### Required task
Return every record verbatim.
=== Material shown ===
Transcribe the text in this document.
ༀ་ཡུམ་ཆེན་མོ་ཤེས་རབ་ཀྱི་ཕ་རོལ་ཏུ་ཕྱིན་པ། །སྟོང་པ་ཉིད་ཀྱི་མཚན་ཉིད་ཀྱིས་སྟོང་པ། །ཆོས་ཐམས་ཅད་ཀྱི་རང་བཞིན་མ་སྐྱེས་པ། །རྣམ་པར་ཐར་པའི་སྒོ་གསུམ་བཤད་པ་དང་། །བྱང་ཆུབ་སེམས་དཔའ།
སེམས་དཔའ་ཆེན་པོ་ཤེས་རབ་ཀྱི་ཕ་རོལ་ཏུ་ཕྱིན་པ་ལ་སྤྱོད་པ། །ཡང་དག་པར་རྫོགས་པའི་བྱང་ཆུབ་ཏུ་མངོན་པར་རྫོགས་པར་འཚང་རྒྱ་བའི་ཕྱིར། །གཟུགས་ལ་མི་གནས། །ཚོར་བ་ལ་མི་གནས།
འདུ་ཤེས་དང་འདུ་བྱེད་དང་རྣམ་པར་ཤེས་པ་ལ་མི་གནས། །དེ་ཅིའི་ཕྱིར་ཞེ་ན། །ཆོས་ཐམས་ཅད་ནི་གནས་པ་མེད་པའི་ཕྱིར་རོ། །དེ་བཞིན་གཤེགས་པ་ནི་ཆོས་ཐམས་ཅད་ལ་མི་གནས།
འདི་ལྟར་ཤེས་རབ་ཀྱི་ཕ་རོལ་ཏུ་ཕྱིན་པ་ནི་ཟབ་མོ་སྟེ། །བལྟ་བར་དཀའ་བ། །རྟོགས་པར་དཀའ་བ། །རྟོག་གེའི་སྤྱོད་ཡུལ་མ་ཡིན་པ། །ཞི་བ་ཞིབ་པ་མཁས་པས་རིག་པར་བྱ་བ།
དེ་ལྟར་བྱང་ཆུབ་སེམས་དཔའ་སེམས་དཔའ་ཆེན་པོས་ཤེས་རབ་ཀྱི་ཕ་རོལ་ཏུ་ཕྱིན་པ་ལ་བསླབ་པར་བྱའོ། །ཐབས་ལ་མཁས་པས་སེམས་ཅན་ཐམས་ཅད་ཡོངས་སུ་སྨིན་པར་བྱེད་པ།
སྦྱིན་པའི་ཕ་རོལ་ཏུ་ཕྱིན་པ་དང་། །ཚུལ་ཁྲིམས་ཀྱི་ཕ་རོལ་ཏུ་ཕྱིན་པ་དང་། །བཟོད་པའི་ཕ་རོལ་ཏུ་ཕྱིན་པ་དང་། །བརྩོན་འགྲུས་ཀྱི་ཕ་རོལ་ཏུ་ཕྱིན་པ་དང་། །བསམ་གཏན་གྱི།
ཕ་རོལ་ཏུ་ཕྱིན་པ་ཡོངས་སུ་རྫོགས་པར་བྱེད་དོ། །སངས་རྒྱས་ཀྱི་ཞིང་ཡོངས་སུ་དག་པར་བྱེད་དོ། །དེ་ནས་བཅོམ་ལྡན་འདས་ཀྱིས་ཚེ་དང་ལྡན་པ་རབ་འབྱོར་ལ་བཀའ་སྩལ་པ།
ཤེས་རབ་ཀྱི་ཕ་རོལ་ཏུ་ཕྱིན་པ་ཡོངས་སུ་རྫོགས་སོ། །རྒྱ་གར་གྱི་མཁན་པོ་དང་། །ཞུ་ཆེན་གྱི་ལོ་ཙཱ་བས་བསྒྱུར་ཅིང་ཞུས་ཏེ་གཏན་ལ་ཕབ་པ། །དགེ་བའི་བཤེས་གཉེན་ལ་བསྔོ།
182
===
### Response below
Transcribe the text in this document.
ༀ་ཡུམ་ཆེན་མོ་ཤེས་རབ་ཀྱི་ཕ་རོལ་ཏུ་ཕྱིན་པ། །སྟོང་པ་ཉིད་ཀྱི་མཚན་ཉིད་ཀྱིས་སྟོང་པ། །ཆོས་ཐམས་ཅད་ཀྱི་རང་བཞིན་མ་སྐྱེས་པ། །རྣམ་པར་ཐར་པའི་སྒོ་གསུམ་བཤད་པ་དང་། །བྱང་ཆུབ་སེམས་དཔའ།
སེམས་དཔའ་ཆེན་པོ་ཤེས་རབ་ཀྱི་ཕ་རོལ་ཏུ་ཕྱིན་པ་ལ་སྤྱོད་པ། །ཡང་དག་པར་རྫོགས་པའི་བྱང་ཆུབ་ཏུ་མངོན་པར་རྫོགས་པར་འཚང་རྒྱ་བའི་ཕྱིར། །གཟུགས་ལ་མི་གནས། །ཚོར་བ་ལ་མི་གནས།
འདུ་ཤེས་དང་འདུ་བྱེད་དང་རྣམ་པར་ཤེས་པ་ལ་མི་གནས། །དེ་ཅིའི་ཕྱིར་ཞེ་ན། །ཆོས་ཐམས་ཅད་ནི་གནས་པ་མེད་པའི་ཕྱིར་རོ། །དེ་བཞིན་གཤེགས་པ་ནི་ཆོས་ཐམས་ཅད་ལ་མི་གནས།
འདི་ལྟར་ཤེས་རབ་ཀྱི་ཕ་རོལ་ཏུ་ཕྱིན་པ་ནི་ཟབ་མོ་སྟེ། །བལྟ་བར་དཀའ་བ། །རྟོགས་པར་དཀའ་བ། །རྟོག་གེའི་སྤྱོད་ཡུལ་མ་ཡིན་པ། །ཞི་བ་ཞིབ་པ་མཁས་པས་རིག་པར་བྱ་བ།
དེ་ལྟར་བྱང་ཆུབ་སེམས་དཔའ་སེམས་དཔའ་ཆེན་པོས་ཤེས་རབ་ཀྱི་ཕ་རོལ་ཏུ་ཕྱིན་པ་ལ་བསླབ་པར་བྱའོ། །ཐབས་ལ་མཁས་པས་སེམས་ཅན་ཐམས་ཅད་ཡོངས་སུ་སྨིན་པར་བྱེད་པ།
སྦྱིན་པའི་ཕ་རོལ་ཏུ་ཕྱིན་པ་དང་། །ཚུལ་ཁྲིམས་ཀྱི་ཕ་རོལ་ཏུ་ཕྱིན་པ་དང་། །བཟོད་པའི་ཕ་རོལ་ཏུ་ཕྱིན་པ་དང་། །བརྩོན་འགྲུས་ཀྱི་ཕ་རོལ་ཏུ་ཕྱིན་པ་དང་། །བསམ་གཏན་གྱི།
ཕ་རོལ་ཏུ་ཕྱིན་པ་ཡོངས་སུ་རྫོགས་པར་བྱེད་དོ། །སངས་རྒྱས་ཀྱི་ཞིང་ཡོངས་སུ་དག་པར་བྱེད་དོ། །དེ་ནས་བཅོམ་ལྡན་འདས་ཀྱིས་ཚེ་དང་ལྡན་པ་རབ་འབྱོར་ལ་བཀའ་སྩལ་པ།
ཤེས་རབ་ཀྱི་ཕ་རོལ་ཏུ་ཕྱིན་པ་ཡོངས་སུ་རྫོགས་སོ། །རྒྱ་གར་གྱི་མཁན་པོ་དང་། །ཞུ་ཆེན་གྱི་ལོ་ཙཱ་བས་བསྒྱུར་ཅིང་ཞུས་ཏེ་གཏན་ལ་ཕབ་པ། །དགེ་བའི་བཤེས་གཉེན་ལ་བསྔོ།
182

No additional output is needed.